• **OBJECTIVE**:
Write out all of the lines below again, word for word.

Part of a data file
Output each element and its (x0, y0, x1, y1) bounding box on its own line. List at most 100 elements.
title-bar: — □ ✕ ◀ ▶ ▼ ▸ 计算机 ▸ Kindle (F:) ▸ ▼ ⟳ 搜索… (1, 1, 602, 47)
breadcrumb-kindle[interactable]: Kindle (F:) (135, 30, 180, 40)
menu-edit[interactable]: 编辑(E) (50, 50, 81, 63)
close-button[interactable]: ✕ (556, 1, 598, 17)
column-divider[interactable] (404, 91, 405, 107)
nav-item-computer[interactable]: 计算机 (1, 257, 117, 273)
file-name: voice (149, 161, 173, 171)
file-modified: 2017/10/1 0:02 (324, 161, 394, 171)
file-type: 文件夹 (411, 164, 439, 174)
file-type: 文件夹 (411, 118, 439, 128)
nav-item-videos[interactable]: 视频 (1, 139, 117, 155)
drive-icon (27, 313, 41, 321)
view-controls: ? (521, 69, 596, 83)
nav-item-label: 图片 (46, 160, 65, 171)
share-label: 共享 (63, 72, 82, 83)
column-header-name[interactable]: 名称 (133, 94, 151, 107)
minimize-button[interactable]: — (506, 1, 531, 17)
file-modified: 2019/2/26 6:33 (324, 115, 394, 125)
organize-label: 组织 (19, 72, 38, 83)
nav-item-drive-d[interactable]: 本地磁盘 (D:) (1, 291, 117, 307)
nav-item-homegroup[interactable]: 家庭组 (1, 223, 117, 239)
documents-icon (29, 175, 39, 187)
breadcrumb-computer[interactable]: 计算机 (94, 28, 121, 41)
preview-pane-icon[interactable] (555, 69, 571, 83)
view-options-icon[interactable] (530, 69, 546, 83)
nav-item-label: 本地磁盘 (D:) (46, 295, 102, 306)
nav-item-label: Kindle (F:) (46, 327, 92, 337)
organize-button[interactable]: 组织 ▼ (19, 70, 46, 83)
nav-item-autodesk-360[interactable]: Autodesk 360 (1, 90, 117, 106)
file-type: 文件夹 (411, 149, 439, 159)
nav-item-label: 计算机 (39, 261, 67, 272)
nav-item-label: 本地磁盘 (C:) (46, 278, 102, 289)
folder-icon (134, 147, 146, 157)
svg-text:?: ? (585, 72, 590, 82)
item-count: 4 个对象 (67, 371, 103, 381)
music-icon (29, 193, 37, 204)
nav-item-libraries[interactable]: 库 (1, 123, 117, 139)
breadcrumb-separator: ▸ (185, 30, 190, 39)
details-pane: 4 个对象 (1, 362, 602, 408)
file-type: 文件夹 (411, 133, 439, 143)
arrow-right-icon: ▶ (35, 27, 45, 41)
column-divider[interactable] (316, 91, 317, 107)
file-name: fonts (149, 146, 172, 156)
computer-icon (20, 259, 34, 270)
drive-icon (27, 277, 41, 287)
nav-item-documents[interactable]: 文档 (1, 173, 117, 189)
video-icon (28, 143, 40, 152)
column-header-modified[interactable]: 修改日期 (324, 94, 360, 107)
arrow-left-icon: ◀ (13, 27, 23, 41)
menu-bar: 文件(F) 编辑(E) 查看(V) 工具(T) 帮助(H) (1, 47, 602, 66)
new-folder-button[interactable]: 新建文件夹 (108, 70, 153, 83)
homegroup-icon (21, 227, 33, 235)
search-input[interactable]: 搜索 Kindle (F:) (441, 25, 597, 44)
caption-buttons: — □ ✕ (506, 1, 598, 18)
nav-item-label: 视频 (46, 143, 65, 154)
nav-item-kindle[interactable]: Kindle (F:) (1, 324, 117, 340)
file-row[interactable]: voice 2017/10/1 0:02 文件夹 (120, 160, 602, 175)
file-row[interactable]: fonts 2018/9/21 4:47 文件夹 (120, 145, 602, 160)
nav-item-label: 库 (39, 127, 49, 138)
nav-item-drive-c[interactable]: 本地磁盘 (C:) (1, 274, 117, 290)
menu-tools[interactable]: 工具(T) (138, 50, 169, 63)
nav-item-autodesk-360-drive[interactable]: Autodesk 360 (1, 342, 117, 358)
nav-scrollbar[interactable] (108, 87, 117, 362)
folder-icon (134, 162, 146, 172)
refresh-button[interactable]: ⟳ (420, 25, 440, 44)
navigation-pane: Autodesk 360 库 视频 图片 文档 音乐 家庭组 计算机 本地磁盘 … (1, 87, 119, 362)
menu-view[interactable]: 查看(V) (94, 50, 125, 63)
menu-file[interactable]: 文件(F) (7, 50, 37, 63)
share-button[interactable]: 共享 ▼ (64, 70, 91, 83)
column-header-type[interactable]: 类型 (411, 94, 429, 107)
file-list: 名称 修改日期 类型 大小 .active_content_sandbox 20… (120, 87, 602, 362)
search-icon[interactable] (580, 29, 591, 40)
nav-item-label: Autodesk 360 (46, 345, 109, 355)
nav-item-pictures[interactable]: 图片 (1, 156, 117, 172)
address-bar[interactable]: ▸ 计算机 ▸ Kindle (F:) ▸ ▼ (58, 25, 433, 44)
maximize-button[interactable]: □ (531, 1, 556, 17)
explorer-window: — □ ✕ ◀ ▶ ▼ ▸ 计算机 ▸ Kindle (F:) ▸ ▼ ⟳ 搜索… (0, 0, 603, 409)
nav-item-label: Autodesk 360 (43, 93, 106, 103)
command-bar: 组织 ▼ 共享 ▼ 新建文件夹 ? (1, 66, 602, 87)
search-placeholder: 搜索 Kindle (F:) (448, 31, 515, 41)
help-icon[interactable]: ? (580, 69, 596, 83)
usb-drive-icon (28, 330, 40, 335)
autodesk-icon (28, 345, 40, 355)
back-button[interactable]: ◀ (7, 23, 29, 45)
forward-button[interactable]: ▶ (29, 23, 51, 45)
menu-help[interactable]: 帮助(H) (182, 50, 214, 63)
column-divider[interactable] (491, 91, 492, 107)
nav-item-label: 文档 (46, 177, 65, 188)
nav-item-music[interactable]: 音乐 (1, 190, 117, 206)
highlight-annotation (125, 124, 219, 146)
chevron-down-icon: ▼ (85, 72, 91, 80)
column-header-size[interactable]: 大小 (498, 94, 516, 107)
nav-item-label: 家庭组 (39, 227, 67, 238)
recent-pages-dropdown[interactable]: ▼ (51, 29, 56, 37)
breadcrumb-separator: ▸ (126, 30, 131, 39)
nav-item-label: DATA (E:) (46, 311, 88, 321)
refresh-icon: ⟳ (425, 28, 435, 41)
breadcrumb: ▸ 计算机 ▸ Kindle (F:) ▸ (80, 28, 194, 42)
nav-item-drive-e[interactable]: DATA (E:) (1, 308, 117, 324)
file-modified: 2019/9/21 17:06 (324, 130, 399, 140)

• **ANSWER BELOW**:
Output each element and its (x0, y0, x1, y1) bounding box on its own line. List at most 100 elements.
title-bar: — □ ✕ ◀ ▶ ▼ ▸ 计算机 ▸ Kindle (F:) ▸ ▼ ⟳ 搜索… (1, 1, 602, 47)
breadcrumb-kindle[interactable]: Kindle (F:) (135, 30, 180, 40)
menu-edit[interactable]: 编辑(E) (50, 50, 81, 63)
close-button[interactable]: ✕ (556, 1, 598, 17)
column-divider[interactable] (404, 91, 405, 107)
nav-item-computer[interactable]: 计算机 (1, 257, 117, 273)
file-name: voice (149, 161, 173, 171)
file-modified: 2017/10/1 0:02 (324, 161, 394, 171)
file-type: 文件夹 (411, 164, 439, 174)
file-type: 文件夹 (411, 118, 439, 128)
nav-item-videos[interactable]: 视频 (1, 139, 117, 155)
drive-icon (27, 313, 41, 321)
view-controls: ? (521, 69, 596, 83)
nav-item-label: 图片 (46, 160, 65, 171)
share-label: 共享 (63, 72, 82, 83)
column-header-name[interactable]: 名称 (133, 94, 151, 107)
minimize-button[interactable]: — (506, 1, 531, 17)
file-modified: 2019/2/26 6:33 (324, 115, 394, 125)
organize-label: 组织 (19, 72, 38, 83)
nav-item-drive-d[interactable]: 本地磁盘 (D:) (1, 291, 117, 307)
nav-item-homegroup[interactable]: 家庭组 (1, 223, 117, 239)
documents-icon (29, 175, 39, 187)
breadcrumb-computer[interactable]: 计算机 (94, 28, 121, 41)
preview-pane-icon[interactable] (555, 69, 571, 83)
view-options-icon[interactable] (530, 69, 546, 83)
nav-item-label: 本地磁盘 (D:) (46, 295, 102, 306)
nav-item-label: Kindle (F:) (46, 327, 92, 337)
organize-button[interactable]: 组织 ▼ (19, 70, 46, 83)
nav-item-autodesk-360[interactable]: Autodesk 360 (1, 90, 117, 106)
file-type: 文件夹 (411, 149, 439, 159)
nav-item-label: 计算机 (39, 261, 67, 272)
nav-item-label: 本地磁盘 (C:) (46, 278, 102, 289)
folder-icon (134, 147, 146, 157)
svg-text:?: ? (585, 72, 590, 82)
item-count: 4 个对象 (67, 371, 103, 381)
music-icon (29, 193, 37, 204)
nav-item-libraries[interactable]: 库 (1, 123, 117, 139)
breadcrumb-separator: ▸ (185, 30, 190, 39)
details-pane: 4 个对象 (1, 362, 602, 408)
file-type: 文件夹 (411, 133, 439, 143)
arrow-right-icon: ▶ (35, 27, 45, 41)
column-divider[interactable] (316, 91, 317, 107)
file-name: fonts (149, 146, 172, 156)
computer-icon (20, 259, 34, 270)
drive-icon (27, 277, 41, 287)
nav-item-documents[interactable]: 文档 (1, 173, 117, 189)
video-icon (28, 143, 40, 152)
column-header-modified[interactable]: 修改日期 (324, 94, 360, 107)
arrow-left-icon: ◀ (13, 27, 23, 41)
menu-bar: 文件(F) 编辑(E) 查看(V) 工具(T) 帮助(H) (1, 47, 602, 66)
new-folder-button[interactable]: 新建文件夹 (108, 70, 153, 83)
homegroup-icon (21, 227, 33, 235)
search-input[interactable]: 搜索 Kindle (F:) (441, 25, 597, 44)
caption-buttons: — □ ✕ (506, 1, 598, 18)
nav-item-label: 视频 (46, 143, 65, 154)
nav-item-kindle[interactable]: Kindle (F:) (1, 324, 117, 340)
file-row[interactable]: voice 2017/10/1 0:02 文件夹 (120, 160, 602, 175)
file-row[interactable]: fonts 2018/9/21 4:47 文件夹 (120, 145, 602, 160)
nav-item-label: 库 (39, 127, 49, 138)
nav-item-drive-c[interactable]: 本地磁盘 (C:) (1, 274, 117, 290)
menu-tools[interactable]: 工具(T) (138, 50, 169, 63)
nav-item-autodesk-360-drive[interactable]: Autodesk 360 (1, 342, 117, 358)
nav-scrollbar[interactable] (108, 87, 117, 362)
folder-icon (134, 162, 146, 172)
refresh-button[interactable]: ⟳ (420, 25, 440, 44)
navigation-pane: Autodesk 360 库 视频 图片 文档 音乐 家庭组 计算机 本地磁盘 … (1, 87, 119, 362)
menu-view[interactable]: 查看(V) (94, 50, 125, 63)
menu-file[interactable]: 文件(F) (7, 50, 37, 63)
share-button[interactable]: 共享 ▼ (64, 70, 91, 83)
column-header-type[interactable]: 类型 (411, 94, 429, 107)
file-list: 名称 修改日期 类型 大小 .active_content_sandbox 20… (120, 87, 602, 362)
search-icon[interactable] (580, 29, 591, 40)
nav-item-label: Autodesk 360 (46, 345, 109, 355)
nav-item-pictures[interactable]: 图片 (1, 156, 117, 172)
address-bar[interactable]: ▸ 计算机 ▸ Kindle (F:) ▸ ▼ (58, 25, 433, 44)
maximize-button[interactable]: □ (531, 1, 556, 17)
explorer-window: — □ ✕ ◀ ▶ ▼ ▸ 计算机 ▸ Kindle (F:) ▸ ▼ ⟳ 搜索… (0, 0, 603, 409)
nav-item-label: Autodesk 360 (43, 93, 106, 103)
command-bar: 组织 ▼ 共享 ▼ 新建文件夹 ? (1, 66, 602, 87)
search-placeholder: 搜索 Kindle (F:) (448, 31, 515, 41)
help-icon[interactable]: ? (580, 69, 596, 83)
usb-drive-icon (28, 330, 40, 335)
autodesk-icon (28, 345, 40, 355)
back-button[interactable]: ◀ (7, 23, 29, 45)
forward-button[interactable]: ▶ (29, 23, 51, 45)
menu-help[interactable]: 帮助(H) (182, 50, 214, 63)
column-divider[interactable] (491, 91, 492, 107)
nav-item-label: 文档 (46, 177, 65, 188)
nav-item-music[interactable]: 音乐 (1, 190, 117, 206)
highlight-annotation (125, 124, 219, 146)
chevron-down-icon: ▼ (85, 72, 91, 80)
column-header-size[interactable]: 大小 (498, 94, 516, 107)
nav-item-label: 家庭组 (39, 227, 67, 238)
recent-pages-dropdown[interactable]: ▼ (51, 29, 56, 37)
breadcrumb-separator: ▸ (126, 30, 131, 39)
nav-item-label: DATA (E:) (46, 311, 88, 321)
refresh-icon: ⟳ (425, 28, 435, 41)
breadcrumb: ▸ 计算机 ▸ Kindle (F:) ▸ (80, 28, 194, 42)
nav-item-drive-e[interactable]: DATA (E:) (1, 308, 117, 324)
file-modified: 2019/9/21 17:06 (324, 130, 399, 140)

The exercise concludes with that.